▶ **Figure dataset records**
"""

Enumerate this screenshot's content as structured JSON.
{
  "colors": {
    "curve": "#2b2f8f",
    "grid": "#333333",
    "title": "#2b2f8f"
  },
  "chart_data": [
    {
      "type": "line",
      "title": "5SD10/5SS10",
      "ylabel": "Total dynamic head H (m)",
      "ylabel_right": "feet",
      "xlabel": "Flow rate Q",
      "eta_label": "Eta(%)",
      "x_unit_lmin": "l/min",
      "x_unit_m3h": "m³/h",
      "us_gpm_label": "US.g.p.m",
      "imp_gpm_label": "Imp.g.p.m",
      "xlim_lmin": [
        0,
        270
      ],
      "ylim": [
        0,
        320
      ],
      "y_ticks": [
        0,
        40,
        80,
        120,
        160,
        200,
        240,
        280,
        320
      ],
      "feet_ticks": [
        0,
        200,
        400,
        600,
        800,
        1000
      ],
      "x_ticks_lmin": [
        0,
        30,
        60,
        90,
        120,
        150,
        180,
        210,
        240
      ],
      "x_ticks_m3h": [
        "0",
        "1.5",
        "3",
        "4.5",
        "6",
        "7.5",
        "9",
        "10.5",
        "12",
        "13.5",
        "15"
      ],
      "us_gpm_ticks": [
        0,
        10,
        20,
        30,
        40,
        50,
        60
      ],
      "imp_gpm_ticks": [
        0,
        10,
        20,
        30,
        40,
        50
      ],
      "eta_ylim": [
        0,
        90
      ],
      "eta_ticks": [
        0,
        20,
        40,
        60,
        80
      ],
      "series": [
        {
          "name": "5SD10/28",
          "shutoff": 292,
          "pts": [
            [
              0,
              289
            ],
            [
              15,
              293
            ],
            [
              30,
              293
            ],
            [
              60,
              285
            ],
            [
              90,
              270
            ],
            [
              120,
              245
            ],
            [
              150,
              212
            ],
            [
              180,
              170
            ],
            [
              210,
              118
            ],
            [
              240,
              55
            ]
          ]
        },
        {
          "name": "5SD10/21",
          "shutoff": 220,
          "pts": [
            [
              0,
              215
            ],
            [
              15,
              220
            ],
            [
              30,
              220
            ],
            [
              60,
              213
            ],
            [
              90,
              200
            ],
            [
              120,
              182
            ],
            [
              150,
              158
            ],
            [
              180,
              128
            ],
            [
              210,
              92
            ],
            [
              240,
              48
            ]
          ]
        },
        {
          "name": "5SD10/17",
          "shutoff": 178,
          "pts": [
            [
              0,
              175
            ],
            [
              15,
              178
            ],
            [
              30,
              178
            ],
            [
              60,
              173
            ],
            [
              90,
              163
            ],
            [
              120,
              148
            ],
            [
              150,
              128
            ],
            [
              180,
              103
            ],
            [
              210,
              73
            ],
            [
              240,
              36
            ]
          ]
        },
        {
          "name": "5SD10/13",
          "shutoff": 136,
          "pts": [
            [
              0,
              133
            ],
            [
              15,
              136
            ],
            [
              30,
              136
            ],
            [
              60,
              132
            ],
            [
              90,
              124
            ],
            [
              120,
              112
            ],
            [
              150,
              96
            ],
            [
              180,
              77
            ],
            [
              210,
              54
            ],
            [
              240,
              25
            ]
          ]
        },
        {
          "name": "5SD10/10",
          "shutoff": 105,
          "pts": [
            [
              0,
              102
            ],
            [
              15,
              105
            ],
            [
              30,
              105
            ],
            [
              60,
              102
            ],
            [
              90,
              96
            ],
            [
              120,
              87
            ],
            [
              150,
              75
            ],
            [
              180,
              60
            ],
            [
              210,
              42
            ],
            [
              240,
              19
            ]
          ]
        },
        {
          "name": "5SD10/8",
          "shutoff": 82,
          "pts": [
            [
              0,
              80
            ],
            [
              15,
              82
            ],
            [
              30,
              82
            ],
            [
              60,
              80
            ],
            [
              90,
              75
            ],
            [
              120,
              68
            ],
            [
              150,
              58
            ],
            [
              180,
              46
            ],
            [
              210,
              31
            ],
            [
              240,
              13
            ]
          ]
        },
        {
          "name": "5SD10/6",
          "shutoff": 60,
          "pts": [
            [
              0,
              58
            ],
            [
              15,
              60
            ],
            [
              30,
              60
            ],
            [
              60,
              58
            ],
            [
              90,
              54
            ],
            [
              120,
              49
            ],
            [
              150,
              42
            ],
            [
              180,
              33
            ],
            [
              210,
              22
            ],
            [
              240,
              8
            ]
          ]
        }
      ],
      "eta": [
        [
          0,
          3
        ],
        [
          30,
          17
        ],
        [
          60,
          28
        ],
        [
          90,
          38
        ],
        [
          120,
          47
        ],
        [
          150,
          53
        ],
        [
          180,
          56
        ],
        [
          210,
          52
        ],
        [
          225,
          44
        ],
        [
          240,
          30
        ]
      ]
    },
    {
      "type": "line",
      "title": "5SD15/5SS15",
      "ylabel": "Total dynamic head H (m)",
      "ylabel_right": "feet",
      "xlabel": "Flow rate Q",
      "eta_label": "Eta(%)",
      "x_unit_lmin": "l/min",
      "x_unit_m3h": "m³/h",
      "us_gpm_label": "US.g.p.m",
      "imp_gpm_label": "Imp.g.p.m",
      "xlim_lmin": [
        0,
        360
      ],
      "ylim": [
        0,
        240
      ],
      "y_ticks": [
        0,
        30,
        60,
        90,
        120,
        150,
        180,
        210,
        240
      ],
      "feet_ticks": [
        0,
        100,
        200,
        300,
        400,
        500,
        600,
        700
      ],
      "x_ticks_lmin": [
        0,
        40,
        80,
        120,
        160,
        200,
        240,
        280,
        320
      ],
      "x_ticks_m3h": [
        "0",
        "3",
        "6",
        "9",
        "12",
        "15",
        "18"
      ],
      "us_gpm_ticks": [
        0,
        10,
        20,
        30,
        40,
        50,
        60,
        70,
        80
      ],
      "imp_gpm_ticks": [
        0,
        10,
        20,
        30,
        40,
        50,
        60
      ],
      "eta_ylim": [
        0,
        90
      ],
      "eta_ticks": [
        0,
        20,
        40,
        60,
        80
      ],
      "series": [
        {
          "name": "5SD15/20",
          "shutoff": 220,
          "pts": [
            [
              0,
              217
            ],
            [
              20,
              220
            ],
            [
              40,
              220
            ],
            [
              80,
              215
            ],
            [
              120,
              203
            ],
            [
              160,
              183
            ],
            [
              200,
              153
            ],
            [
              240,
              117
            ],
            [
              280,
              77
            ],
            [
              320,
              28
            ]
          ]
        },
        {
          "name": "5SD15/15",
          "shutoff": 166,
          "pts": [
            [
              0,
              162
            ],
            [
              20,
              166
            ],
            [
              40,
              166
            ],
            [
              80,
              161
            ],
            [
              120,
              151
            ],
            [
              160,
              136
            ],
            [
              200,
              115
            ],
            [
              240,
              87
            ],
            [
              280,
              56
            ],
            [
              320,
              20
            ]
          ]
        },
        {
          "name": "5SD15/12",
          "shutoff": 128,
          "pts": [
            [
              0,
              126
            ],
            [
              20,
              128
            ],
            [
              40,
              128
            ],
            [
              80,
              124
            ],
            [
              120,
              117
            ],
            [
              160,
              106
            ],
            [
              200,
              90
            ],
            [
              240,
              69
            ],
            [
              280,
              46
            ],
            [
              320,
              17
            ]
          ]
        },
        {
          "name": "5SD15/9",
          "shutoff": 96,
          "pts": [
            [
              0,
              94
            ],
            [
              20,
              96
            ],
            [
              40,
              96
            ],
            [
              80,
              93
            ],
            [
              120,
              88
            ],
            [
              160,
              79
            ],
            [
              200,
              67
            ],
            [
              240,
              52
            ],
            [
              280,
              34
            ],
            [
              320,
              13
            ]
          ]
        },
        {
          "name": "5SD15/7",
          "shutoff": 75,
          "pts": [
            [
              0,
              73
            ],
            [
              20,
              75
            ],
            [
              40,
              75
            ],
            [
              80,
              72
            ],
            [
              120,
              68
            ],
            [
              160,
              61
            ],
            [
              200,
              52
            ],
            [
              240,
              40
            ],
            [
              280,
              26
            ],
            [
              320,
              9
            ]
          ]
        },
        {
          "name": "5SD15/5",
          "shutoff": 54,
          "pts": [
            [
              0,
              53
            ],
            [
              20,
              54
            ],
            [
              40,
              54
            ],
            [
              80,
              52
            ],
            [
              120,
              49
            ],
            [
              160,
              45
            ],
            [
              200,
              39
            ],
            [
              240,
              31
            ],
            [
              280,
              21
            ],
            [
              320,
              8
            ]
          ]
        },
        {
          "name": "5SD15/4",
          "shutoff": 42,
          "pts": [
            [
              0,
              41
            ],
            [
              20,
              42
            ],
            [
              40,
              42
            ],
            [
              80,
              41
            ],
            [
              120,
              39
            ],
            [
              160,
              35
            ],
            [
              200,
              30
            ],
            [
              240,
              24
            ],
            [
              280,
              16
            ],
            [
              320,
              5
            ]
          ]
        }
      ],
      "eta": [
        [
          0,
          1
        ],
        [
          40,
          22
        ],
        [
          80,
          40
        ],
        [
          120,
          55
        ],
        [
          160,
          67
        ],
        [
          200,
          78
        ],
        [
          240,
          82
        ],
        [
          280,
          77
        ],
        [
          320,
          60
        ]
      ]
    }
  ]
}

"""

▶ **Written task**
Show all lines from the records above where the word "title" occurs.

▶ **Result of the task**
    "title": "#2b2f8f"
      "title": "5SD10/5SS10",
      "title": "5SD15/5SS15",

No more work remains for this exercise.